--- Records for processing ---
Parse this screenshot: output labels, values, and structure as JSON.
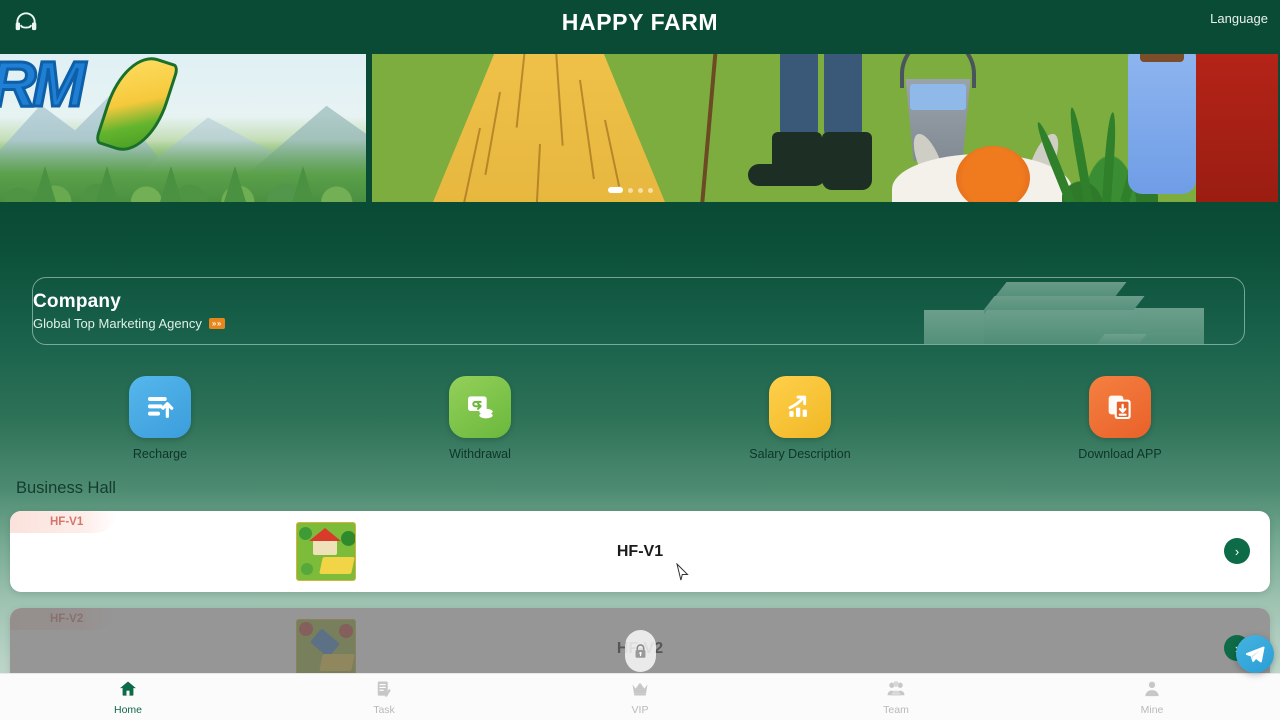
{
  "header": {
    "title": "HAPPY FARM",
    "support_icon": "headset-icon",
    "language_label": "Language"
  },
  "banner": {
    "left_logo_text": "RM",
    "carousel": {
      "total_dots": 4,
      "active_index": 0
    }
  },
  "company": {
    "title": "Company",
    "subtitle": "Global Top Marketing Agency",
    "badge": "»»"
  },
  "actions": [
    {
      "label": "Recharge",
      "icon": "recharge-icon",
      "color": "#3b9ddb"
    },
    {
      "label": "Withdrawal",
      "icon": "withdrawal-icon",
      "color": "#6ab83c"
    },
    {
      "label": "Salary Description",
      "icon": "salary-icon",
      "color": "#f0b726"
    },
    {
      "label": "Download APP",
      "icon": "download-icon",
      "color": "#e9612a"
    }
  ],
  "business_hall": {
    "title": "Business Hall",
    "cards": [
      {
        "badge": "HF-V1",
        "name": "HF-V1",
        "locked": false,
        "go_icon": "chevron-right-icon"
      },
      {
        "badge": "HF-V2",
        "name": "HF-V2",
        "locked": true,
        "go_icon": "chevron-right-icon",
        "lock_icon": "lock-icon"
      }
    ]
  },
  "float_button": {
    "icon": "telegram-icon",
    "color": "#2a9ed6"
  },
  "bottom_nav": {
    "active": "Home",
    "items": [
      {
        "label": "Home",
        "icon": "home-icon"
      },
      {
        "label": "Task",
        "icon": "task-icon"
      },
      {
        "label": "VIP",
        "icon": "crown-icon"
      },
      {
        "label": "Team",
        "icon": "team-icon"
      },
      {
        "label": "Mine",
        "icon": "person-icon"
      }
    ]
  }
}
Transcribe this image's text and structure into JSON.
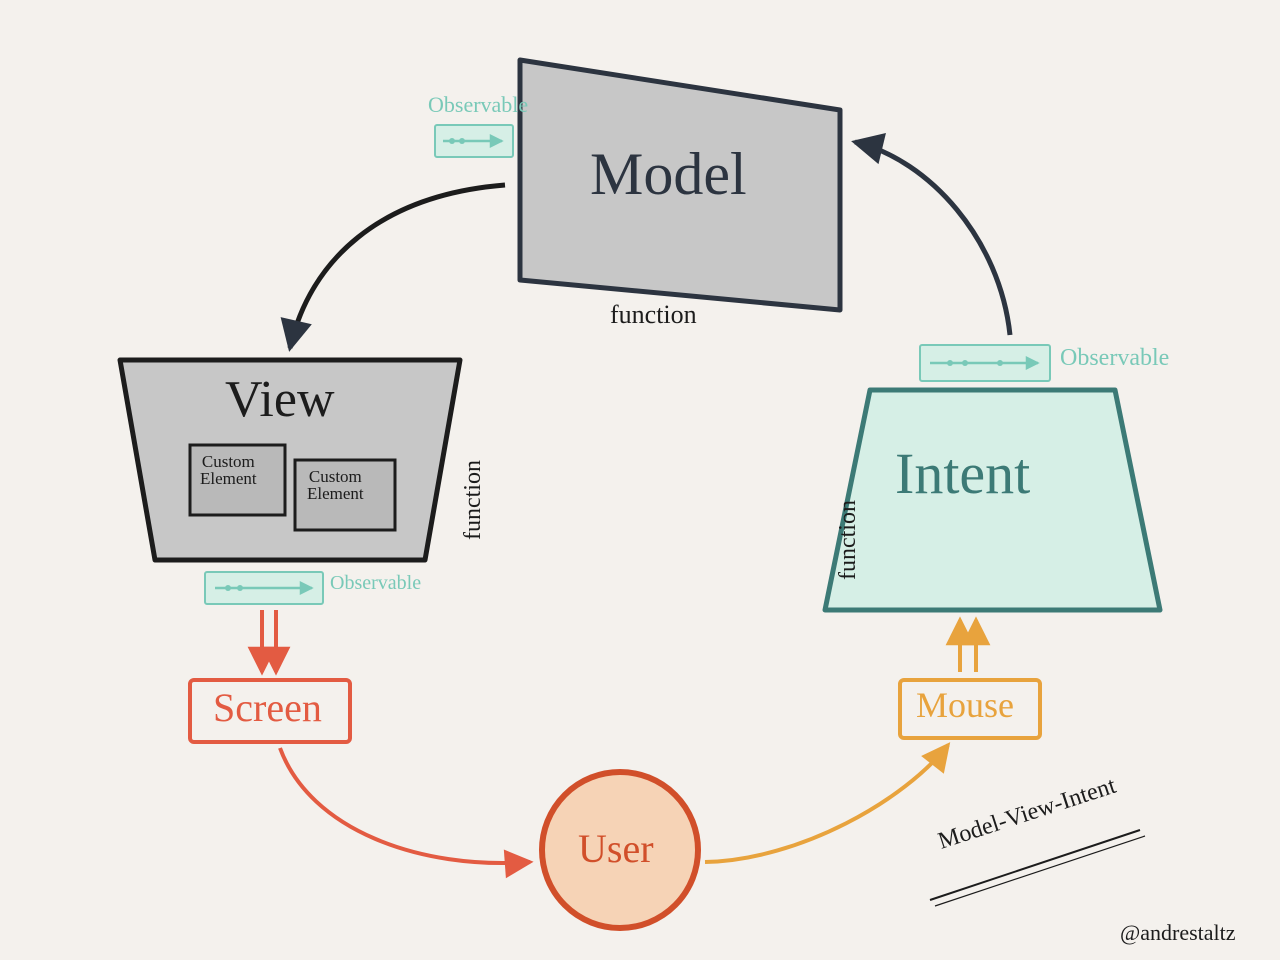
{
  "nodes": {
    "model": {
      "title": "Model",
      "sub": "function"
    },
    "view": {
      "title": "View",
      "sub": "function",
      "children": [
        "Custom\nElement",
        "Custom\nElement"
      ]
    },
    "intent": {
      "title": "Intent",
      "sub": "function"
    },
    "user": {
      "title": "User"
    },
    "screen": {
      "title": "Screen"
    },
    "mouse": {
      "title": "Mouse"
    }
  },
  "observable_label": "Observable",
  "footer": {
    "title": "Model-View-Intent",
    "credit": "@andrestaltz"
  },
  "colors": {
    "dark": "#2c3440",
    "teal": "#3c7a76",
    "mint": "#79c9b8",
    "grayFill": "#c7c7c7",
    "red": "#e35b42",
    "orange": "#e8a33d",
    "userFill": "#f6d3b6",
    "mintBox": "#d6efe6"
  }
}
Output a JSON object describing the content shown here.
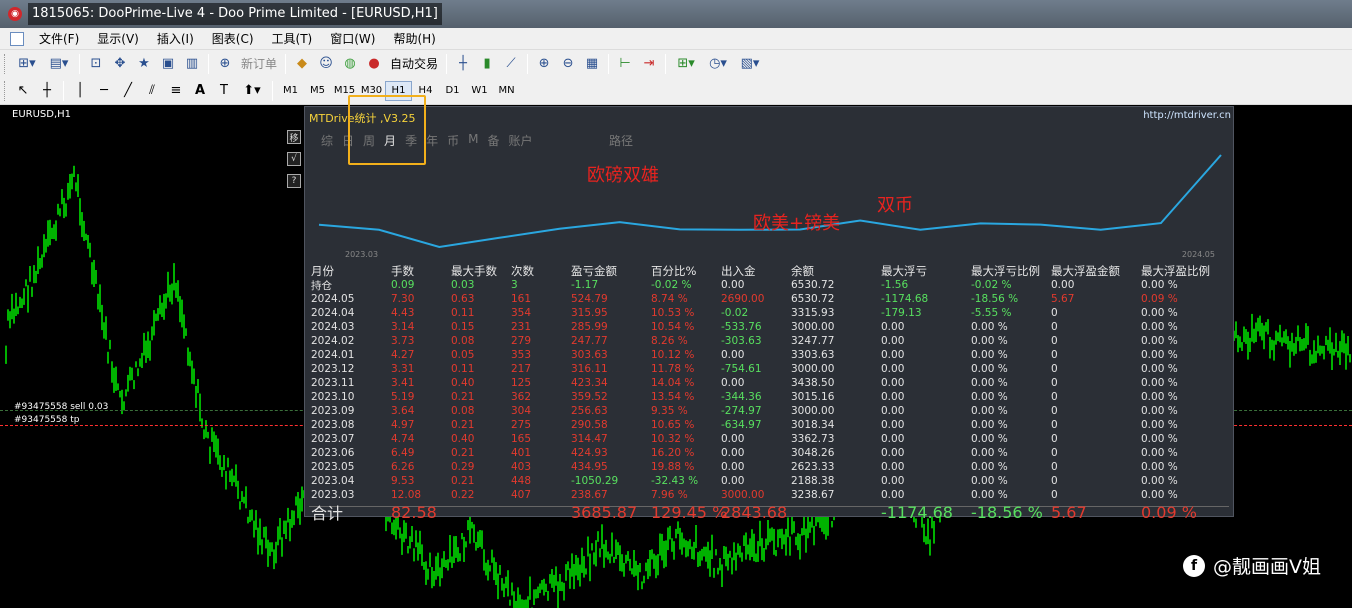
{
  "window": {
    "title": "1815065: DooPrime-Live 4 - Doo Prime Limited - [EURUSD,H1]"
  },
  "menu": [
    "文件(F)",
    "显示(V)",
    "插入(I)",
    "图表(C)",
    "工具(T)",
    "窗口(W)",
    "帮助(H)"
  ],
  "toolbar": {
    "new_order": "新订单",
    "auto_trading": "自动交易"
  },
  "timeframes": [
    "M1",
    "M5",
    "M15",
    "M30",
    "H1",
    "H4",
    "D1",
    "W1",
    "MN"
  ],
  "active_timeframe": "H1",
  "chart": {
    "symbol": "EURUSD,H1",
    "order_sell": "#93475558 sell 0.03",
    "order_tp": "#93475558 tp",
    "candle_color": "#00ff00",
    "sell_line_color": "#3a6f3a",
    "tp_line_color": "#ff3030"
  },
  "side_buttons": [
    "移",
    "√",
    "?"
  ],
  "panel": {
    "title": "MTDrive统计 ,V3.25",
    "url": "http://mtdriver.cn",
    "tabs": [
      "综",
      "日",
      "周",
      "月",
      "季",
      "年",
      "币",
      "M",
      "备",
      "账户"
    ],
    "active_tab": "月",
    "path_label": "路径",
    "graph": {
      "x_start": "2023.03",
      "x_end": "2024.05",
      "line_color": "#2aa7e0",
      "balance": [
        3238.67,
        3000.0,
        2188.38,
        2623.33,
        3048.26,
        3362.73,
        3018.34,
        3000.0,
        3015.16,
        3438.5,
        3000.0,
        3303.63,
        3247.77,
        3000.0,
        3315.93,
        6530.72
      ]
    },
    "annotations": [
      "欧磅双雄",
      "欧美+镑美",
      "双币"
    ],
    "columns": [
      "月份",
      "手数",
      "最大手数",
      "次数",
      "盈亏金额",
      "百分比%",
      "出入金",
      "余额",
      "最大浮亏",
      "最大浮亏比例",
      "最大浮盈金额",
      "最大浮盈比例"
    ],
    "holding": [
      "持仓",
      "0.09",
      "0.03",
      "3",
      "-1.17",
      "-0.02 %",
      "0.00",
      "6530.72",
      "-1.56",
      "-0.02 %",
      "0.00",
      "0.00 %"
    ],
    "rows": [
      [
        "2024.05",
        "7.30",
        "0.63",
        "161",
        "524.79",
        "8.74 %",
        "2690.00",
        "6530.72",
        "-1174.68",
        "-18.56 %",
        "5.67",
        "0.09 %"
      ],
      [
        "2024.04",
        "4.43",
        "0.11",
        "354",
        "315.95",
        "10.53 %",
        "-0.02",
        "3315.93",
        "-179.13",
        "-5.55 %",
        "0",
        "0.00 %"
      ],
      [
        "2024.03",
        "3.14",
        "0.15",
        "231",
        "285.99",
        "10.54 %",
        "-533.76",
        "3000.00",
        "0.00",
        "0.00 %",
        "0",
        "0.00 %"
      ],
      [
        "2024.02",
        "3.73",
        "0.08",
        "279",
        "247.77",
        "8.26 %",
        "-303.63",
        "3247.77",
        "0.00",
        "0.00 %",
        "0",
        "0.00 %"
      ],
      [
        "2024.01",
        "4.27",
        "0.05",
        "353",
        "303.63",
        "10.12 %",
        "0.00",
        "3303.63",
        "0.00",
        "0.00 %",
        "0",
        "0.00 %"
      ],
      [
        "2023.12",
        "3.31",
        "0.11",
        "217",
        "316.11",
        "11.78 %",
        "-754.61",
        "3000.00",
        "0.00",
        "0.00 %",
        "0",
        "0.00 %"
      ],
      [
        "2023.11",
        "3.41",
        "0.40",
        "125",
        "423.34",
        "14.04 %",
        "0.00",
        "3438.50",
        "0.00",
        "0.00 %",
        "0",
        "0.00 %"
      ],
      [
        "2023.10",
        "5.19",
        "0.21",
        "362",
        "359.52",
        "13.54 %",
        "-344.36",
        "3015.16",
        "0.00",
        "0.00 %",
        "0",
        "0.00 %"
      ],
      [
        "2023.09",
        "3.64",
        "0.08",
        "304",
        "256.63",
        "9.35 %",
        "-274.97",
        "3000.00",
        "0.00",
        "0.00 %",
        "0",
        "0.00 %"
      ],
      [
        "2023.08",
        "4.97",
        "0.21",
        "275",
        "290.58",
        "10.65 %",
        "-634.97",
        "3018.34",
        "0.00",
        "0.00 %",
        "0",
        "0.00 %"
      ],
      [
        "2023.07",
        "4.74",
        "0.40",
        "165",
        "314.47",
        "10.32 %",
        "0.00",
        "3362.73",
        "0.00",
        "0.00 %",
        "0",
        "0.00 %"
      ],
      [
        "2023.06",
        "6.49",
        "0.21",
        "401",
        "424.93",
        "16.20 %",
        "0.00",
        "3048.26",
        "0.00",
        "0.00 %",
        "0",
        "0.00 %"
      ],
      [
        "2023.05",
        "6.26",
        "0.29",
        "403",
        "434.95",
        "19.88 %",
        "0.00",
        "2623.33",
        "0.00",
        "0.00 %",
        "0",
        "0.00 %"
      ],
      [
        "2023.04",
        "9.53",
        "0.21",
        "448",
        "-1050.29",
        "-32.43 %",
        "0.00",
        "2188.38",
        "0.00",
        "0.00 %",
        "0",
        "0.00 %"
      ],
      [
        "2023.03",
        "12.08",
        "0.22",
        "407",
        "238.67",
        "7.96 %",
        "3000.00",
        "3238.67",
        "0.00",
        "0.00 %",
        "0",
        "0.00 %"
      ]
    ],
    "total": [
      "合计",
      "82.58",
      "",
      "",
      "3685.87",
      "129.45 %",
      "2843.68",
      "",
      "-1174.68",
      "-18.56 %",
      "5.67",
      "0.09 %"
    ],
    "colors": {
      "positive": "#e23a2e",
      "negative": "#58e05f",
      "neutral": "#e2e2e2",
      "highlight": "#f2b01b"
    }
  },
  "watermark": "@靓画画V姐"
}
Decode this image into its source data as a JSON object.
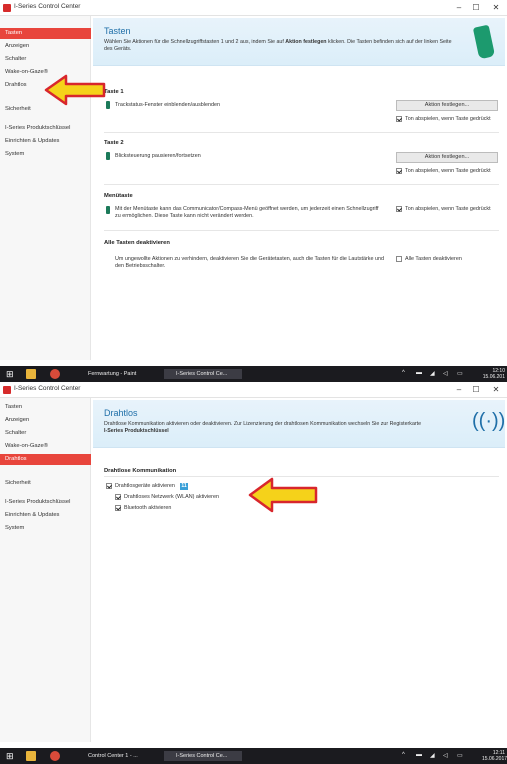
{
  "window_title": "I-Series Control Center",
  "window_controls": {
    "minimize": "–",
    "maximize": "☐",
    "close": "✕"
  },
  "shot1": {
    "sidebar": [
      "Tasten",
      "Anzeigen",
      "Schalter",
      "Wake-on-Gaze®",
      "Drahtlos",
      "Sicherheit",
      "I-Series Produktschlüssel",
      "Einrichten & Updates",
      "System"
    ],
    "active_index": 0,
    "header": {
      "title": "Tasten",
      "desc_pre": "Wählen Sie Aktionen für die Schnellzugriffstasten 1 und 2 aus, indem Sie auf ",
      "desc_bold": "Aktion festlegen",
      "desc_post": " klicken. Die Tasten befinden sich auf der linken Seite des Geräts."
    },
    "taste1": {
      "heading": "Taste 1",
      "text": "Trackstatus-Fenster einblenden/ausblenden",
      "button": "Aktion festlegen...",
      "checkbox": "Ton abspielen, wenn Taste gedrückt"
    },
    "taste2": {
      "heading": "Taste 2",
      "text": "Blicksteuerung pausieren/fortsetzen",
      "button": "Aktion festlegen...",
      "checkbox": "Ton abspielen, wenn Taste gedrückt"
    },
    "menutaste": {
      "heading": "Menütaste",
      "text": "Mit der Menütaste kann das Communicator/Compass-Menü geöffnet werden, um jederzeit einen Schnellzugriff zu ermöglichen. Diese Taste kann nicht verändert werden.",
      "checkbox": "Ton abspielen, wenn Taste gedrückt"
    },
    "deaktivieren": {
      "heading": "Alle Tasten deaktivieren",
      "text": "Um ungewollte Aktionen zu verhindern, deaktivieren Sie die Gerätetasten, auch die Tasten für die Lautstärke und den Betriebsschalter.",
      "checkbox": "Alle Tasten deaktivieren"
    },
    "taskbar": {
      "items": [
        "Fernwartung - Paint",
        "I-Series Control Ce..."
      ],
      "clock_time": "12:10",
      "clock_date": "15.06.201"
    }
  },
  "shot2": {
    "sidebar": [
      "Tasten",
      "Anzeigen",
      "Schalter",
      "Wake-on-Gaze®",
      "Drahtlos",
      "Sicherheit",
      "I-Series Produktschlüssel",
      "Einrichten & Updates",
      "System"
    ],
    "active_index": 4,
    "header": {
      "title": "Drahtlos",
      "desc": "Drahtlose Kommunikation aktivieren oder deaktivieren. Zur Lizenzierung der drahtlosen Kommunikation wechseln Sie zur Registerkarte",
      "desc_bold": "I-Series Produktschlüssel"
    },
    "section": "Drahtlose Kommunikation",
    "options": [
      "Drahtlosgeräte aktivieren",
      "Drahtloses Netzwerk (WLAN) aktivieren",
      "Bluetooth aktivieren"
    ],
    "badge": "11",
    "taskbar": {
      "items": [
        "Control Center 1 - ...",
        "I-Series Control Ce..."
      ],
      "clock_time": "12:11",
      "clock_date": "15.06.2017"
    }
  },
  "colors": {
    "accent": "#e8453c",
    "header_title": "#1f6fa8",
    "arrow_fill": "#f5d21a",
    "arrow_stroke": "#d8262c"
  }
}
---
*Problem description*
Gather each line in the data that holds the string "Center".

*Output of the task*
  "window_title": "I-Series Control Center",
        "Control Center 1 - ...",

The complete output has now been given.